··· DATA RECORDS

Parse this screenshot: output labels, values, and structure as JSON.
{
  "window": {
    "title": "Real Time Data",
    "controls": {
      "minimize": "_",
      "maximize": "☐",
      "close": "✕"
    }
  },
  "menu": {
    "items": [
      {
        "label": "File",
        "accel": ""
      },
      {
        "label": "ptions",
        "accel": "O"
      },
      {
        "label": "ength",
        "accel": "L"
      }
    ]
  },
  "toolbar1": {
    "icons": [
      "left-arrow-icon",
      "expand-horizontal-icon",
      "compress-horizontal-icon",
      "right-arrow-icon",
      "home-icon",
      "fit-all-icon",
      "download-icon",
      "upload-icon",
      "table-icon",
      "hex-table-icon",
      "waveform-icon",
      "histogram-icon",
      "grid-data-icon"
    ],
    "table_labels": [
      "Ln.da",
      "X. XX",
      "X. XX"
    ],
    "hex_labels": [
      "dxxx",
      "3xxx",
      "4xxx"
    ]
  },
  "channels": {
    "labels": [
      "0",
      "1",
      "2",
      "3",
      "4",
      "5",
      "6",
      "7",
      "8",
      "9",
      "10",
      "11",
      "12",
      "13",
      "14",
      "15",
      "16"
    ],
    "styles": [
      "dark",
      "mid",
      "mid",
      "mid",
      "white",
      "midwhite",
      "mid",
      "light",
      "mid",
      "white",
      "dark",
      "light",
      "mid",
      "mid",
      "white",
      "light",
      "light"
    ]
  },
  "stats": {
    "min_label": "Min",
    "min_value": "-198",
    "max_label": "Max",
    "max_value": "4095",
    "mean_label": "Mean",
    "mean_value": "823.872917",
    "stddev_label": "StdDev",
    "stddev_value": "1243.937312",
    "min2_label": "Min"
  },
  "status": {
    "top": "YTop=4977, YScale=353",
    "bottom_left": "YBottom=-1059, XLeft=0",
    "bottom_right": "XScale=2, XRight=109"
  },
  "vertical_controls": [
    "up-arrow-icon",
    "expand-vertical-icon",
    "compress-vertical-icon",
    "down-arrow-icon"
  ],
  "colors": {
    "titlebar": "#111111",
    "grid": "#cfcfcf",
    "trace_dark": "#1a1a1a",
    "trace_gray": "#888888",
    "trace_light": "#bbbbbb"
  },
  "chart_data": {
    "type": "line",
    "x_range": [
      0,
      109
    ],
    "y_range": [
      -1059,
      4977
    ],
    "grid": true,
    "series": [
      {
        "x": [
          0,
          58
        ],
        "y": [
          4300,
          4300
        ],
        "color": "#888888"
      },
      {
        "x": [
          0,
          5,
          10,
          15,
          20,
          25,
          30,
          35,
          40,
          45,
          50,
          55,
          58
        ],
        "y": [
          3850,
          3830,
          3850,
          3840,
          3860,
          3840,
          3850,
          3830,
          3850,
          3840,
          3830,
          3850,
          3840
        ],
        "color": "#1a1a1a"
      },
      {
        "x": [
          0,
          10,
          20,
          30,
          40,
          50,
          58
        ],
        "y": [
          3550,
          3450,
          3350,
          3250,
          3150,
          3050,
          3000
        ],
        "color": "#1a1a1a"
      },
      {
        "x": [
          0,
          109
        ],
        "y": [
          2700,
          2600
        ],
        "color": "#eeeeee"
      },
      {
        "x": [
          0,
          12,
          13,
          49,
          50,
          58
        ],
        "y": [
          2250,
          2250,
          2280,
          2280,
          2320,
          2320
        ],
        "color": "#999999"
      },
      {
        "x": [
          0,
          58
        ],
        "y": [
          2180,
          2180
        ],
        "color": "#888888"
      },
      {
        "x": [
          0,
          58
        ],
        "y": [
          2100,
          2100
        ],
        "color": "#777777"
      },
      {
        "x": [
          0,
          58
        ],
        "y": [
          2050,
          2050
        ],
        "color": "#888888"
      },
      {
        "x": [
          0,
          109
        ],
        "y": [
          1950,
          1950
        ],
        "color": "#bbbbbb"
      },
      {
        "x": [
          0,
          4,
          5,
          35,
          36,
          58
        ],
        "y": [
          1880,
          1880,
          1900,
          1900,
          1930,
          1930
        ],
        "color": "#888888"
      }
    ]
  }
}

······

WORK TO DO
Repeat the records above exactly, from the first line to the last.

RESPONSE TO THE TASK
Parse this screenshot: output labels, values, and structure as JSON.
{
  "window": {
    "title": "Real Time Data",
    "controls": {
      "minimize": "_",
      "maximize": "☐",
      "close": "✕"
    }
  },
  "menu": {
    "items": [
      {
        "label": "File",
        "accel": ""
      },
      {
        "label": "ptions",
        "accel": "O"
      },
      {
        "label": "ength",
        "accel": "L"
      }
    ]
  },
  "toolbar1": {
    "icons": [
      "left-arrow-icon",
      "expand-horizontal-icon",
      "compress-horizontal-icon",
      "right-arrow-icon",
      "home-icon",
      "fit-all-icon",
      "download-icon",
      "upload-icon",
      "table-icon",
      "hex-table-icon",
      "waveform-icon",
      "histogram-icon",
      "grid-data-icon"
    ],
    "table_labels": [
      "Ln.da",
      "X. XX",
      "X. XX"
    ],
    "hex_labels": [
      "dxxx",
      "3xxx",
      "4xxx"
    ]
  },
  "channels": {
    "labels": [
      "0",
      "1",
      "2",
      "3",
      "4",
      "5",
      "6",
      "7",
      "8",
      "9",
      "10",
      "11",
      "12",
      "13",
      "14",
      "15",
      "16"
    ],
    "styles": [
      "dark",
      "mid",
      "mid",
      "mid",
      "white",
      "midwhite",
      "mid",
      "light",
      "mid",
      "white",
      "dark",
      "light",
      "mid",
      "mid",
      "white",
      "light",
      "light"
    ]
  },
  "stats": {
    "min_label": "Min",
    "min_value": "-198",
    "max_label": "Max",
    "max_value": "4095",
    "mean_label": "Mean",
    "mean_value": "823.872917",
    "stddev_label": "StdDev",
    "stddev_value": "1243.937312",
    "min2_label": "Min"
  },
  "status": {
    "top": "YTop=4977, YScale=353",
    "bottom_left": "YBottom=-1059, XLeft=0",
    "bottom_right": "XScale=2, XRight=109"
  },
  "vertical_controls": [
    "up-arrow-icon",
    "expand-vertical-icon",
    "compress-vertical-icon",
    "down-arrow-icon"
  ],
  "colors": {
    "titlebar": "#111111",
    "grid": "#cfcfcf",
    "trace_dark": "#1a1a1a",
    "trace_gray": "#888888",
    "trace_light": "#bbbbbb"
  },
  "chart_data": {
    "type": "line",
    "x_range": [
      0,
      109
    ],
    "y_range": [
      -1059,
      4977
    ],
    "grid": true,
    "series": [
      {
        "x": [
          0,
          58
        ],
        "y": [
          4300,
          4300
        ],
        "color": "#888888"
      },
      {
        "x": [
          0,
          5,
          10,
          15,
          20,
          25,
          30,
          35,
          40,
          45,
          50,
          55,
          58
        ],
        "y": [
          3850,
          3830,
          3850,
          3840,
          3860,
          3840,
          3850,
          3830,
          3850,
          3840,
          3830,
          3850,
          3840
        ],
        "color": "#1a1a1a"
      },
      {
        "x": [
          0,
          10,
          20,
          30,
          40,
          50,
          58
        ],
        "y": [
          3550,
          3450,
          3350,
          3250,
          3150,
          3050,
          3000
        ],
        "color": "#1a1a1a"
      },
      {
        "x": [
          0,
          109
        ],
        "y": [
          2700,
          2600
        ],
        "color": "#eeeeee"
      },
      {
        "x": [
          0,
          12,
          13,
          49,
          50,
          58
        ],
        "y": [
          2250,
          2250,
          2280,
          2280,
          2320,
          2320
        ],
        "color": "#999999"
      },
      {
        "x": [
          0,
          58
        ],
        "y": [
          2180,
          2180
        ],
        "color": "#888888"
      },
      {
        "x": [
          0,
          58
        ],
        "y": [
          2100,
          2100
        ],
        "color": "#777777"
      },
      {
        "x": [
          0,
          58
        ],
        "y": [
          2050,
          2050
        ],
        "color": "#888888"
      },
      {
        "x": [
          0,
          109
        ],
        "y": [
          1950,
          1950
        ],
        "color": "#bbbbbb"
      },
      {
        "x": [
          0,
          4,
          5,
          35,
          36,
          58
        ],
        "y": [
          1880,
          1880,
          1900,
          1900,
          1930,
          1930
        ],
        "color": "#888888"
      }
    ]
  }
}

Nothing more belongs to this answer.